*PROBLEM TO WORK ON:*
Find every line with the word "active". Copy those lines.

########################################

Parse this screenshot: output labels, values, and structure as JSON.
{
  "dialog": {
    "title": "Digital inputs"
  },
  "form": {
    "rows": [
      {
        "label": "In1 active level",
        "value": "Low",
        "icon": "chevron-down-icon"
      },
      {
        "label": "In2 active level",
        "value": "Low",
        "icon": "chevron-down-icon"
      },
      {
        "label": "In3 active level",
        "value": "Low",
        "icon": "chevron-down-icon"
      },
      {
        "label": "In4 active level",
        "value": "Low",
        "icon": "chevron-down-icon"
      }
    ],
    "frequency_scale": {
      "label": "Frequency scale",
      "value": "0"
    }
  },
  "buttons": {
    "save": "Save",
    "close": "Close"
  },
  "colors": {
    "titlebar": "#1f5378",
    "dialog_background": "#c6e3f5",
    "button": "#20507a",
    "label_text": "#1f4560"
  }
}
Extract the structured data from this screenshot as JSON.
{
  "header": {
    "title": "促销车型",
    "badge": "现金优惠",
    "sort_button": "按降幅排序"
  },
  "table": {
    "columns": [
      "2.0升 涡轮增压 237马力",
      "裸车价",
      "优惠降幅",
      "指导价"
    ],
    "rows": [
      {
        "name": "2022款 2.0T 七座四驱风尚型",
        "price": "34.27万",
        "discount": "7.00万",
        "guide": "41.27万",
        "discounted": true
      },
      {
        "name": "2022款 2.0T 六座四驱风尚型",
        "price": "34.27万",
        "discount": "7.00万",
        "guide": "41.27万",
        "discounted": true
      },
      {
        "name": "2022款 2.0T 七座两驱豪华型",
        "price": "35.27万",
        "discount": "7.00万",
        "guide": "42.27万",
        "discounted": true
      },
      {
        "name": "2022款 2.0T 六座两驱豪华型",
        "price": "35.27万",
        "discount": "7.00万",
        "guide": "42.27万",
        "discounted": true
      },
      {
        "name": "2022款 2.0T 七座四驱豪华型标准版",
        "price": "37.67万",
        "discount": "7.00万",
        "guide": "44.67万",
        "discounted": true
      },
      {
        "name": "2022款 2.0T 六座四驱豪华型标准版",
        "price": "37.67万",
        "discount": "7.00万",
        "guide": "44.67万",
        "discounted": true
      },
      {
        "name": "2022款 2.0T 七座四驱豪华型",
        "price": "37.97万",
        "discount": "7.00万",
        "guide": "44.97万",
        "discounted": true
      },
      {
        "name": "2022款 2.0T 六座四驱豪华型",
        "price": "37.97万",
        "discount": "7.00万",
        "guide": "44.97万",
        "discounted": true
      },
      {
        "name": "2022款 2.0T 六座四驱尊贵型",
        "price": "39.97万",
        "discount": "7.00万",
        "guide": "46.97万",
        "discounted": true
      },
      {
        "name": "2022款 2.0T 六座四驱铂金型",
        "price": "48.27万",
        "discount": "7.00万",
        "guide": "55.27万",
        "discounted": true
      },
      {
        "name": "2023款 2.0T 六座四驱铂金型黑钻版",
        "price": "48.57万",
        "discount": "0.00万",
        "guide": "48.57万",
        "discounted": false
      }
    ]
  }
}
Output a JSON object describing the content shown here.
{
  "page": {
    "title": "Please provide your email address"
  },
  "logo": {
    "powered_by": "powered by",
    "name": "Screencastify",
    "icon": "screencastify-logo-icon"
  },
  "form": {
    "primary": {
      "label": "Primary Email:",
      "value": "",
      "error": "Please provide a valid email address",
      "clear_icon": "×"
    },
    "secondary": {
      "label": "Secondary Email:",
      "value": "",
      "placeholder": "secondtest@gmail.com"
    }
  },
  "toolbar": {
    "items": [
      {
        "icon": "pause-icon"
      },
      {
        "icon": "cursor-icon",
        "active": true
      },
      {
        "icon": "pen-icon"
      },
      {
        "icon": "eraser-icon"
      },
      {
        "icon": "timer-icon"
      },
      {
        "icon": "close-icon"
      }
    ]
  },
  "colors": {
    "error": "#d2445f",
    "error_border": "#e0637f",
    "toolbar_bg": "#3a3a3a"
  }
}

########################################

*SOLUTION FOR THIS PROBLEM:*
        "label": "In1 active level",
        "label": "In2 active level",
        "label": "In3 active level",
        "label": "In4 active level",
        "active": true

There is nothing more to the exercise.